** Start GIVEN DATA **

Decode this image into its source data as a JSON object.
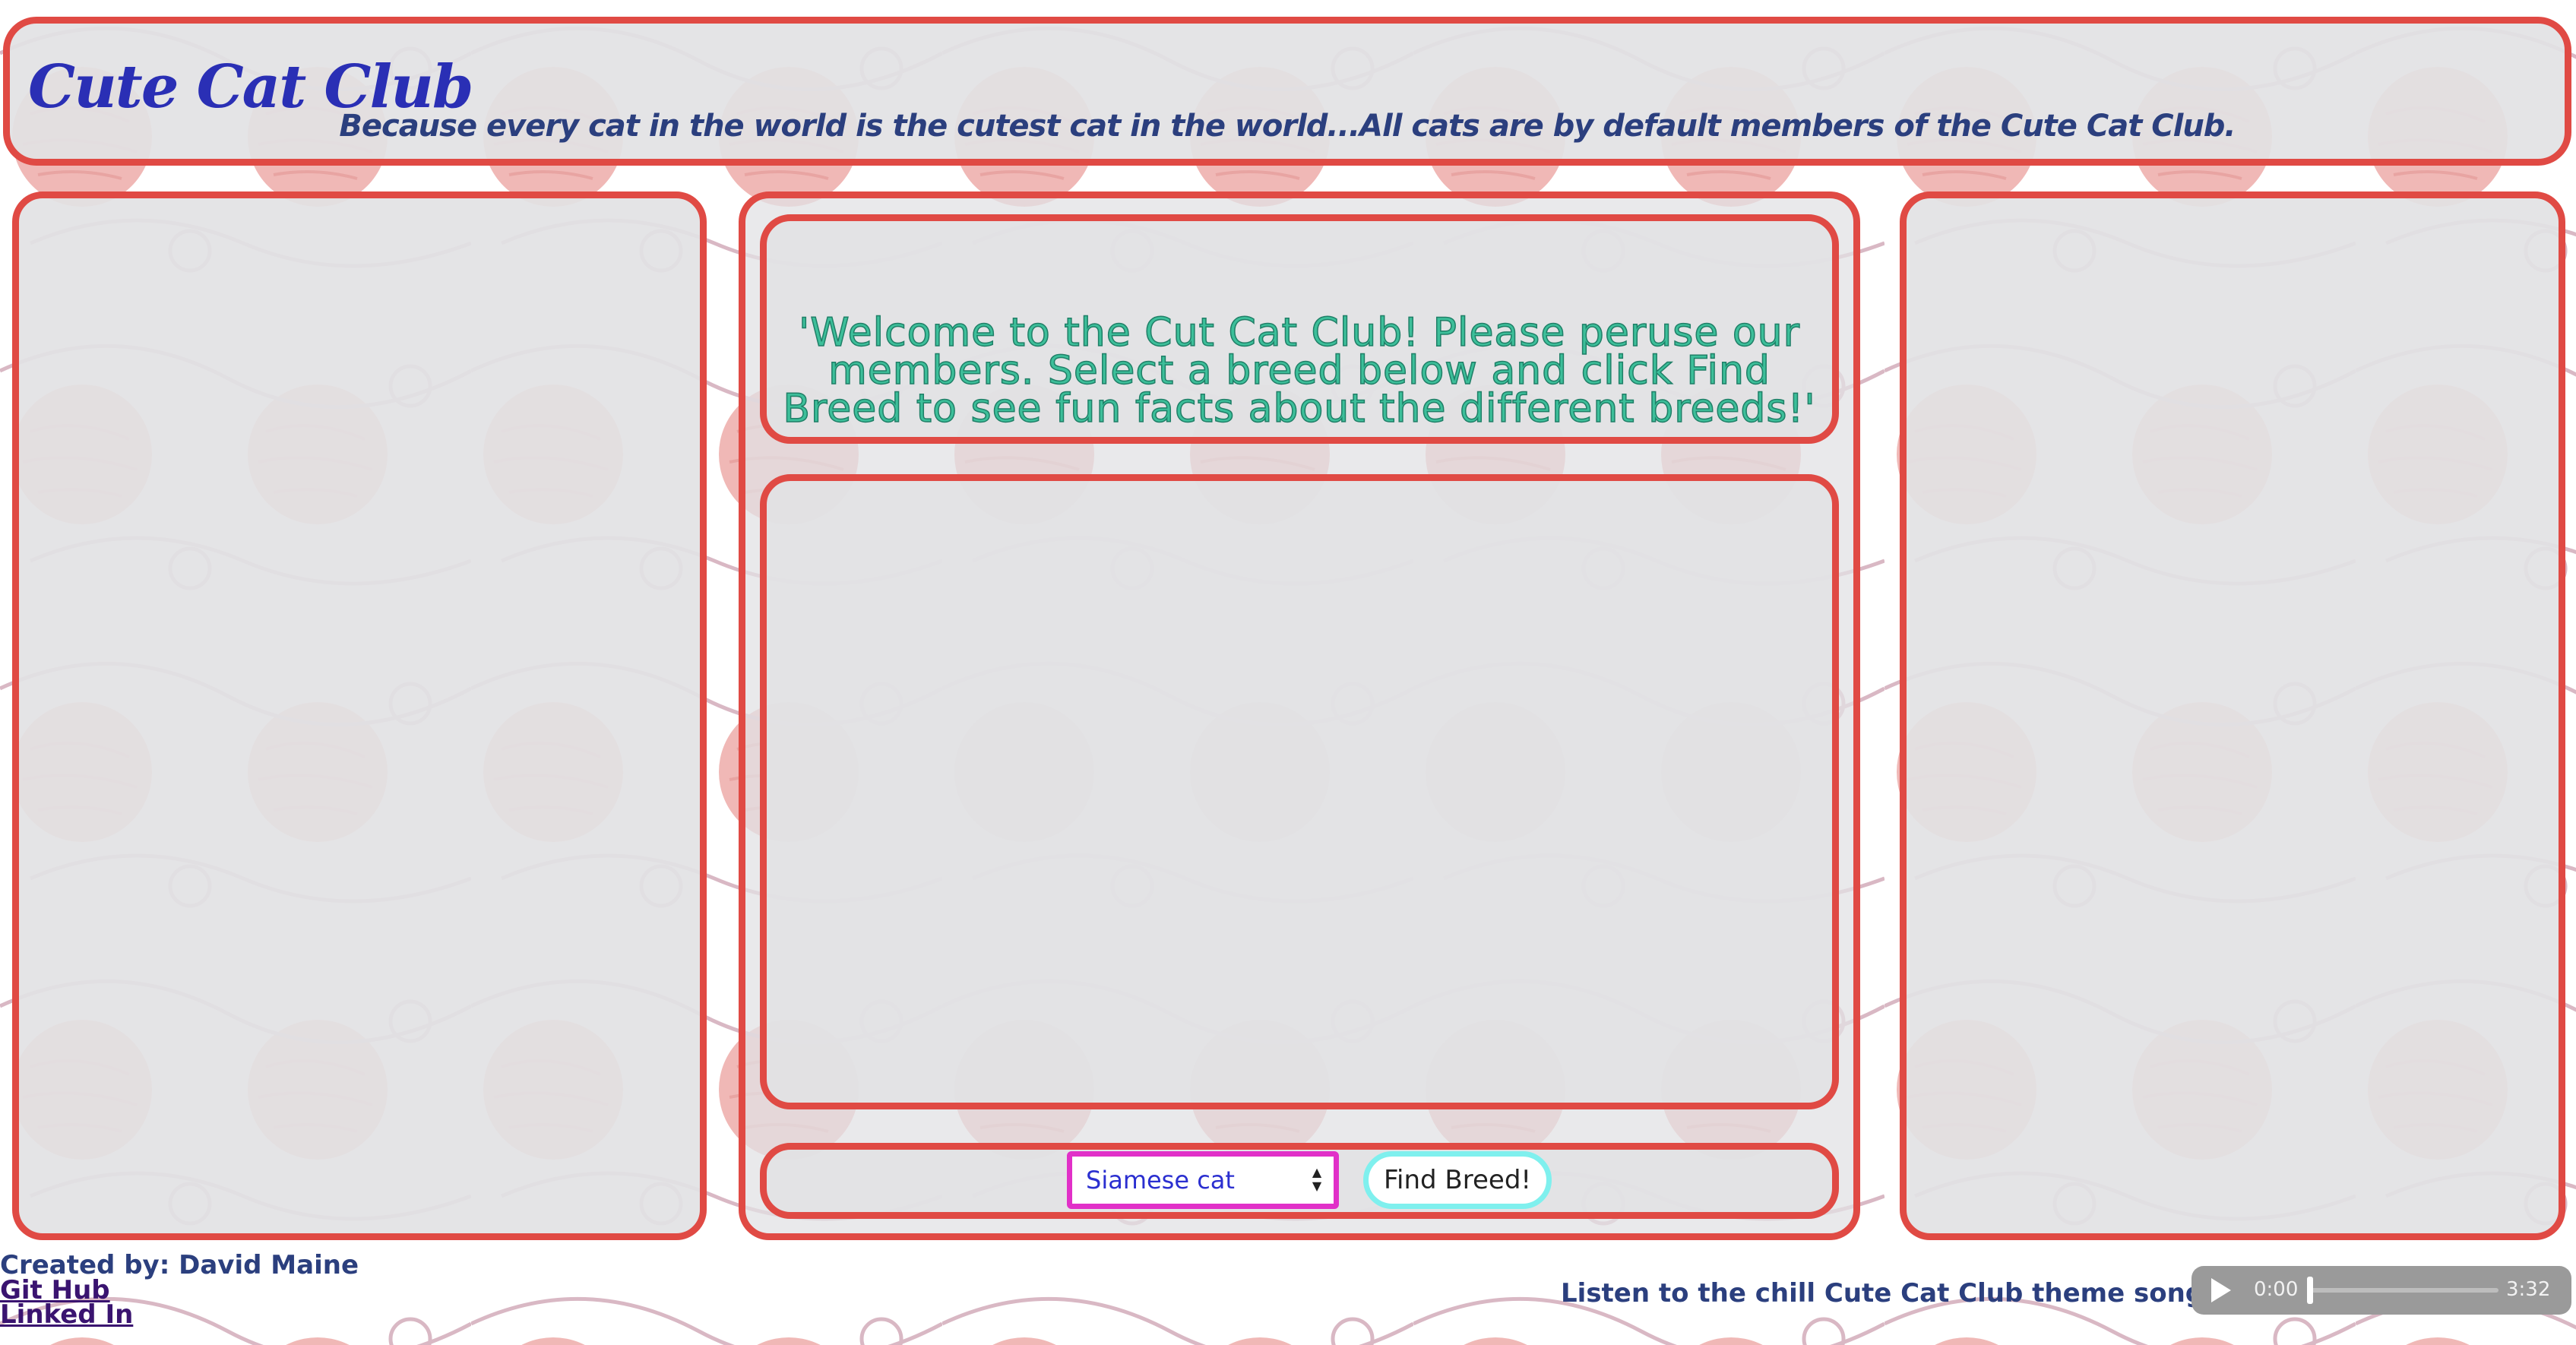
{
  "header": {
    "title": "Cute Cat Club",
    "tagline": "Because every cat in the world is the cutest cat in the world...All cats are by default members of the Cute Cat Club."
  },
  "welcome": {
    "message": "'Welcome to the Cut Cat Club! Please peruse our members. Select a breed below and click Find Breed to see fun facts about the different breeds!'"
  },
  "controls": {
    "selected_breed": "Siamese cat",
    "find_button_label": "Find Breed!"
  },
  "footer": {
    "credit": "Created by: David Maine",
    "github_link": "Git Hub",
    "linkedin_link": "Linked In",
    "song_prompt": "Listen to the chill Cute Cat Club theme song! =>"
  },
  "audio": {
    "current_time": "0:00",
    "duration": "3:32",
    "progress": 0
  },
  "colors": {
    "panel_border": "#e04a44",
    "title": "#2a2fb5",
    "tagline": "#2b3f7e",
    "welcome_text": "#3dbf9a",
    "select_border": "#e130c8",
    "button_border": "#7ff0ee"
  },
  "icons": {
    "background": "yarn-ball-icon",
    "audio_play": "play-icon",
    "select_arrows": "updown-arrows-icon"
  }
}
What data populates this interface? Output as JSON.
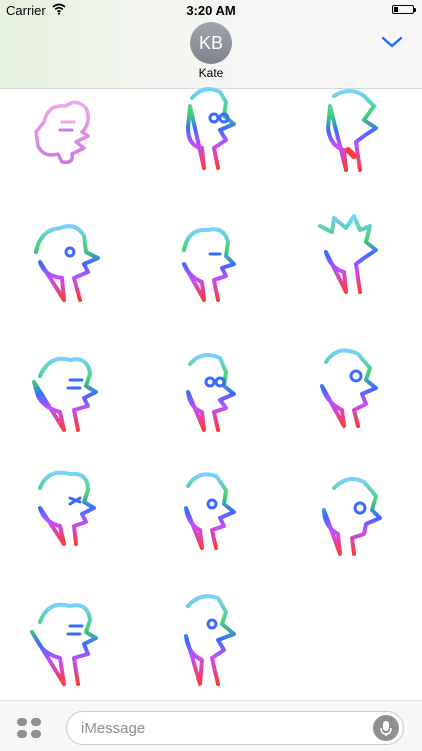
{
  "status_bar": {
    "carrier": "Carrier",
    "time": "3:20 AM"
  },
  "header": {
    "avatar_initials": "KB",
    "contact_name": "Kate",
    "accent": "#1a73e8"
  },
  "composer": {
    "placeholder": "iMessage"
  },
  "stickers": [
    {
      "name": "sticker-1-1"
    },
    {
      "name": "sticker-1-2"
    },
    {
      "name": "sticker-1-3"
    },
    {
      "name": "sticker-2-1"
    },
    {
      "name": "sticker-2-2"
    },
    {
      "name": "sticker-2-3"
    },
    {
      "name": "sticker-3-1"
    },
    {
      "name": "sticker-3-2"
    },
    {
      "name": "sticker-3-3"
    },
    {
      "name": "sticker-4-1"
    },
    {
      "name": "sticker-4-2"
    },
    {
      "name": "sticker-4-3"
    },
    {
      "name": "sticker-5-1"
    },
    {
      "name": "sticker-5-2"
    }
  ],
  "icons": [
    "wifi-icon",
    "battery-icon",
    "chevron-down-icon",
    "apps-grid-icon",
    "microphone-icon"
  ]
}
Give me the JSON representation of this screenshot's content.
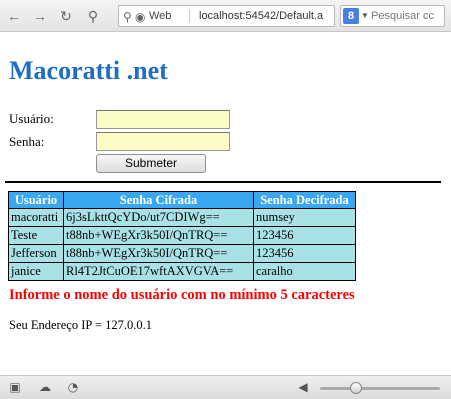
{
  "browser": {
    "address": {
      "security_label": "Web",
      "url": "localhost:54542/Default.a"
    },
    "search": {
      "engine_letter": "8",
      "placeholder": "Pesquisar cc"
    }
  },
  "page": {
    "title": "Macoratti .net",
    "form": {
      "username_label": "Usuário:",
      "username_value": "",
      "password_label": "Senha:",
      "password_value": "",
      "submit_label": "Submeter"
    },
    "table": {
      "headers": [
        "Usuário",
        "Senha Cifrada",
        "Senha Decifrada"
      ],
      "rows": [
        [
          "macoratti",
          "6j3sLkttQcYDo/ut7CDIWg==",
          "numsey"
        ],
        [
          "Teste",
          "t88nb+WEgXr3k50I/QnTRQ==",
          "123456"
        ],
        [
          "Jefferson",
          "t88nb+WEgXr3k50I/QnTRQ==",
          "123456"
        ],
        [
          "janice",
          "Rl4T2JtCuOE17wftAXVGVA==",
          "caralho"
        ]
      ]
    },
    "warning": "Informe o nome do usuário com no mínimo 5 caracteres",
    "ip_line": "Seu Endereço IP = 127.0.0.1"
  },
  "statusbar": {
    "zoom_fraction": 0.3
  },
  "colors": {
    "title": "#1e6ec8",
    "header_bg": "#3aa7f2",
    "cell_bg": "#a8e2e6",
    "warning": "#ff0000",
    "input_bg": "#fdfdc8"
  }
}
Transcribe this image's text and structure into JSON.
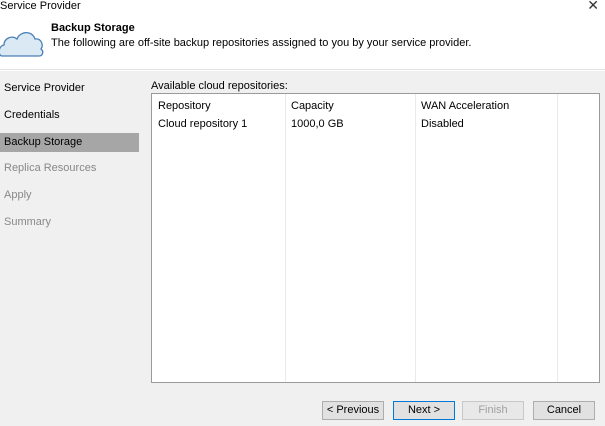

** End GIVEN DATA **

Repeat the material above word for word, please, apart from its images.

Decode this image into its source data as a JSON object.
{
  "header": {
    "title": "Cute Cat Club",
    "tagline": "Because every cat in the world is the cutest cat in the world...All cats are by default members of the Cute Cat Club."
  },
  "welcome": {
    "message": "'Welcome to the Cut Cat Club! Please peruse our members. Select a breed below and click Find Breed to see fun facts about the different breeds!'"
  },
  "controls": {
    "selected_breed": "Siamese cat",
    "find_button_label": "Find Breed!"
  },
  "footer": {
    "credit": "Created by: David Maine",
    "github_link": "Git Hub",
    "linkedin_link": "Linked In",
    "song_prompt": "Listen to the chill Cute Cat Club theme song! =>"
  },
  "audio": {
    "current_time": "0:00",
    "duration": "3:32",
    "progress": 0
  },
  "colors": {
    "panel_border": "#e04a44",
    "title": "#2a2fb5",
    "tagline": "#2b3f7e",
    "welcome_text": "#3dbf9a",
    "select_border": "#e130c8",
    "button_border": "#7ff0ee"
  },
  "icons": {
    "background": "yarn-ball-icon",
    "audio_play": "play-icon",
    "select_arrows": "updown-arrows-icon"
  }
}
What data populates this interface? Output as JSON.
{
  "status_bar": {
    "carrier": "Carrier",
    "time": "3:20 AM"
  },
  "header": {
    "avatar_initials": "KB",
    "contact_name": "Kate",
    "accent": "#1a73e8"
  },
  "composer": {
    "placeholder": "iMessage"
  },
  "stickers": [
    {
      "name": "sticker-1-1"
    },
    {
      "name": "sticker-1-2"
    },
    {
      "name": "sticker-1-3"
    },
    {
      "name": "sticker-2-1"
    },
    {
      "name": "sticker-2-2"
    },
    {
      "name": "sticker-2-3"
    },
    {
      "name": "sticker-3-1"
    },
    {
      "name": "sticker-3-2"
    },
    {
      "name": "sticker-3-3"
    },
    {
      "name": "sticker-4-1"
    },
    {
      "name": "sticker-4-2"
    },
    {
      "name": "sticker-4-3"
    },
    {
      "name": "sticker-5-1"
    },
    {
      "name": "sticker-5-2"
    }
  ],
  "icons": [
    "wifi-icon",
    "battery-icon",
    "chevron-down-icon",
    "apps-grid-icon",
    "microphone-icon"
  ]
}
Give me the JSON representation of this screenshot's content.
{
  "browser": {
    "address": {
      "security_label": "Web",
      "url": "localhost:54542/Default.a"
    },
    "search": {
      "engine_letter": "8",
      "placeholder": "Pesquisar cc"
    }
  },
  "page": {
    "title": "Macoratti .net",
    "form": {
      "username_label": "Usuário:",
      "username_value": "",
      "password_label": "Senha:",
      "password_value": "",
      "submit_label": "Submeter"
    },
    "table": {
      "headers": [
        "Usuário",
        "Senha Cifrada",
        "Senha Decifrada"
      ],
      "rows": [
        [
          "macoratti",
          "6j3sLkttQcYDo/ut7CDIWg==",
          "numsey"
        ],
        [
          "Teste",
          "t88nb+WEgXr3k50I/QnTRQ==",
          "123456"
        ],
        [
          "Jefferson",
          "t88nb+WEgXr3k50I/QnTRQ==",
          "123456"
        ],
        [
          "janice",
          "Rl4T2JtCuOE17wftAXVGVA==",
          "caralho"
        ]
      ]
    },
    "warning": "Informe o nome do usuário com no mínimo 5 caracteres",
    "ip_line": "Seu Endereço IP = 127.0.0.1"
  },
  "statusbar": {
    "zoom_fraction": 0.3
  },
  "colors": {
    "title": "#1e6ec8",
    "header_bg": "#3aa7f2",
    "cell_bg": "#a8e2e6",
    "warning": "#ff0000",
    "input_bg": "#fdfdc8"
  }
}
Transcribe this image's text and structure into JSON.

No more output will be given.